◆ Your objective ◆
Pick out each line of the material below that contains the string "shaft". Case counts.

◆ Provided records ◆
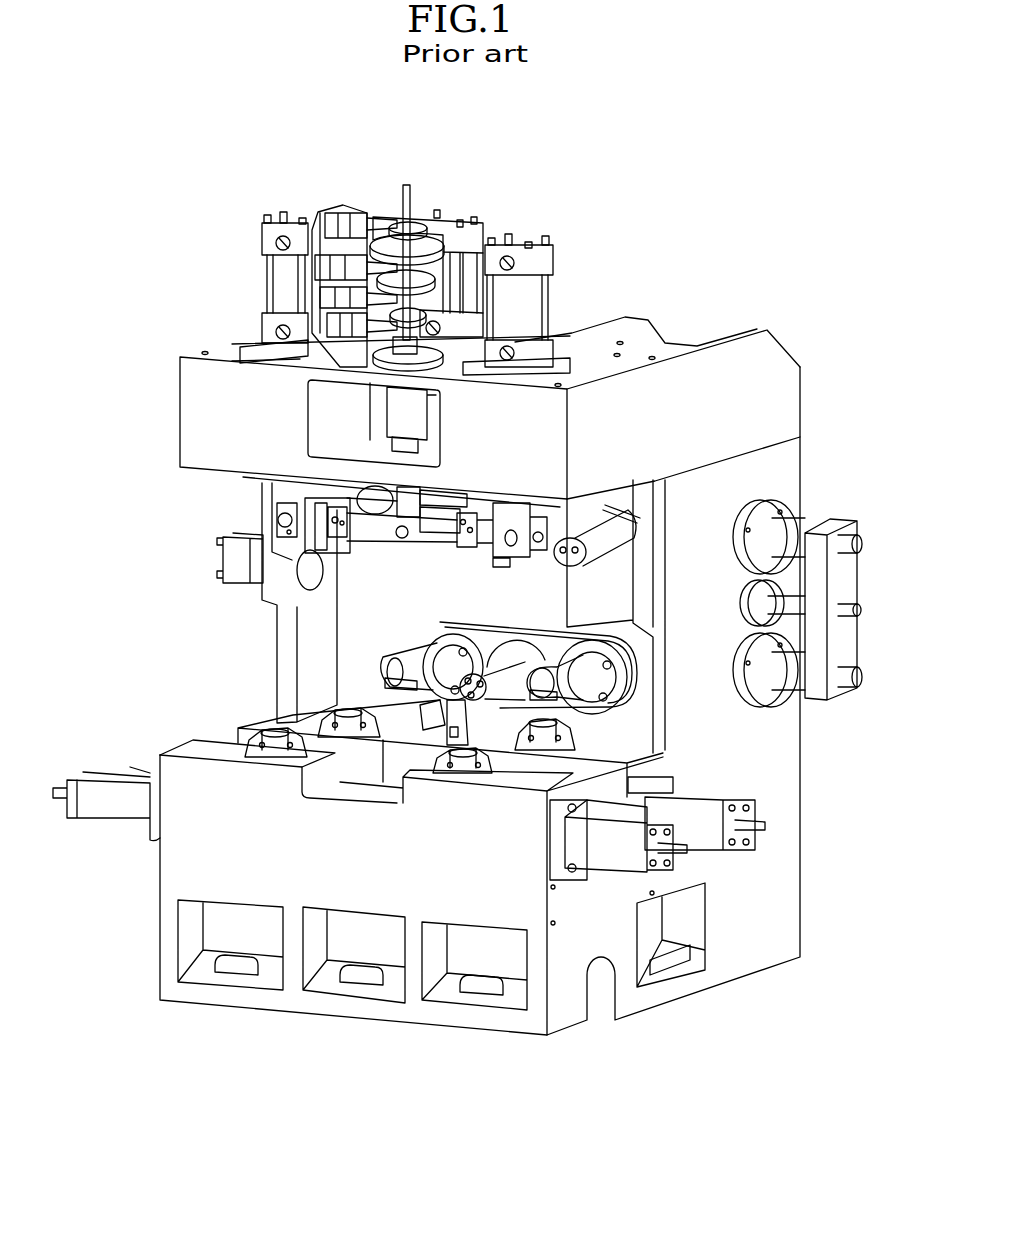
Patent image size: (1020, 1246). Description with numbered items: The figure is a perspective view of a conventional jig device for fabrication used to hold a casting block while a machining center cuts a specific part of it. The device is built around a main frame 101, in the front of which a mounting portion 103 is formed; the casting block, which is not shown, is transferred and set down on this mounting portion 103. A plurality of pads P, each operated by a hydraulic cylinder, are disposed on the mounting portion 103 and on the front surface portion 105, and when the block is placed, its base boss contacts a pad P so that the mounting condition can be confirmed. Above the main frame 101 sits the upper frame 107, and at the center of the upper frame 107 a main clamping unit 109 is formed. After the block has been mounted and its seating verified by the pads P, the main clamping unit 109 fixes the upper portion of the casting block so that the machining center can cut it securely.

The main frame 101 is at (741, 748).
The mounting portion 103 is at (291, 718).
The front surface portion 105 is at (560, 572).
The upper frame 107 is at (665, 402).
The main clamping unit 109 is at (441, 205).
The pad P is at (320, 542).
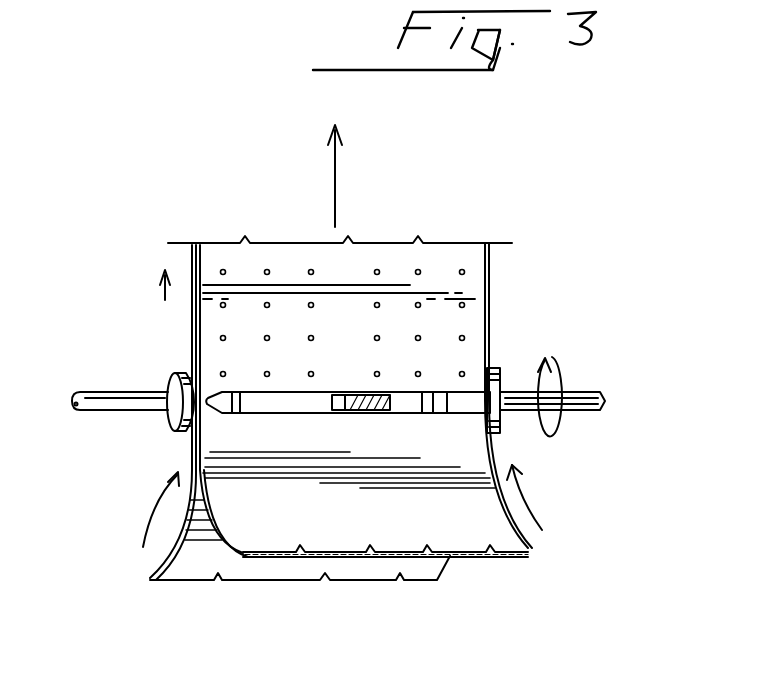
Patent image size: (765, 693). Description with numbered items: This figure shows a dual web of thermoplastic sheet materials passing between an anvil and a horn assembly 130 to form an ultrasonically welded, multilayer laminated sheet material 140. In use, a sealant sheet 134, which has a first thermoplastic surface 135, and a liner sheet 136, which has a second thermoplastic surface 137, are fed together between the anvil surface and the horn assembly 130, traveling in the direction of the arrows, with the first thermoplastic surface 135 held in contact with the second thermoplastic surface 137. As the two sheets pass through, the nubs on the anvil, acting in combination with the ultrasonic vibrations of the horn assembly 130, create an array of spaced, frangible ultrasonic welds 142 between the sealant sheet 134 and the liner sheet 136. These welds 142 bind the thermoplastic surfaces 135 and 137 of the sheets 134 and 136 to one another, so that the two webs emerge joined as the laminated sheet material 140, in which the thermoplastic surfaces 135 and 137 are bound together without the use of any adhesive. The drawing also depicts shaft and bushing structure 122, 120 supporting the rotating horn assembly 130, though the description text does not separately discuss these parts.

The bushing 120 is at (170, 430).
The shaft 122 is at (75, 412).
The horn assembly 130 is at (481, 396).
The sealant sheet 134 is at (150, 568).
The first thermoplastic surface 135 is at (190, 580).
The liner sheet 136 is at (530, 546).
The second thermoplastic surface 137 is at (495, 562).
The laminated sheet material 140 is at (500, 331).
The frangible ultrasonic welds 142 is at (462, 302).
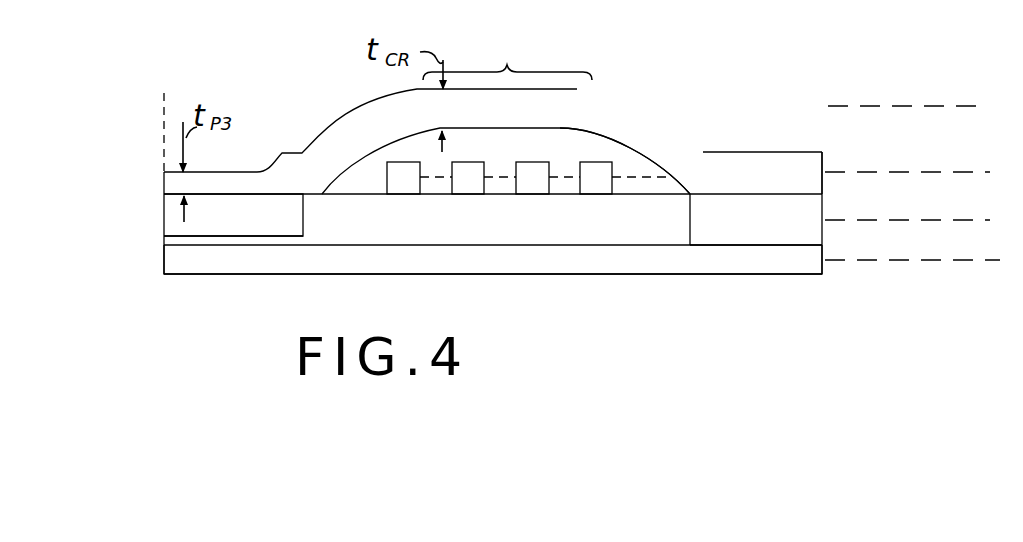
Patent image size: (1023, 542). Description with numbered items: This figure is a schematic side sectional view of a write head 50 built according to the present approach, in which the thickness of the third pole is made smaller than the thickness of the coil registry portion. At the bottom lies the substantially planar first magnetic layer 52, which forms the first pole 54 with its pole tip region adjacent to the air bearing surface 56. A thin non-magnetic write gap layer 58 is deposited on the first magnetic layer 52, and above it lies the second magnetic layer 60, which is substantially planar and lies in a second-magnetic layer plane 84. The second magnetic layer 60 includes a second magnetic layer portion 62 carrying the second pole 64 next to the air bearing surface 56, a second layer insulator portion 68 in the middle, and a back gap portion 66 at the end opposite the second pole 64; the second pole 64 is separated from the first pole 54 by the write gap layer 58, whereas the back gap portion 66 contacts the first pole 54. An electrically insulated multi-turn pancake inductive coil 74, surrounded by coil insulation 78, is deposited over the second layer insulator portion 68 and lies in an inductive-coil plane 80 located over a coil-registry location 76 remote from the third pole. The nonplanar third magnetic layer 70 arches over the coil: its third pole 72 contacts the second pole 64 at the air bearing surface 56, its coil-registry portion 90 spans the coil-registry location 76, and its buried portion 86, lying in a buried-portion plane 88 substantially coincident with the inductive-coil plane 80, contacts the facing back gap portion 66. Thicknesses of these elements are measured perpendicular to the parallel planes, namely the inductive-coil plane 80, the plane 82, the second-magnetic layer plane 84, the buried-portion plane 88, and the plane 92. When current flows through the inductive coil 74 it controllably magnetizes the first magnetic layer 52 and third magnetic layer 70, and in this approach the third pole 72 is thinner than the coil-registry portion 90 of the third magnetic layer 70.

◆ Written answer ◆
Patent image size: (765, 693). Description with numbered items: This figure shows a dual web of thermoplastic sheet materials passing between an anvil and a horn assembly 130 to form an ultrasonically welded, multilayer laminated sheet material 140. In use, a sealant sheet 134, which has a first thermoplastic surface 135, and a liner sheet 136, which has a second thermoplastic surface 137, are fed together between the anvil surface and the horn assembly 130, traveling in the direction of the arrows, with the first thermoplastic surface 135 held in contact with the second thermoplastic surface 137. As the two sheets pass through, the nubs on the anvil, acting in combination with the ultrasonic vibrations of the horn assembly 130, create an array of spaced, frangible ultrasonic welds 142 between the sealant sheet 134 and the liner sheet 136. These welds 142 bind the thermoplastic surfaces 135 and 137 of the sheets 134 and 136 to one another, so that the two webs emerge joined as the laminated sheet material 140, in which the thermoplastic surfaces 135 and 137 are bound together without the use of any adhesive. The drawing also depicts shaft and bushing structure 122, 120 supporting the rotating horn assembly 130, though the description text does not separately discuss these parts.
The shaft 122 is at (75, 412).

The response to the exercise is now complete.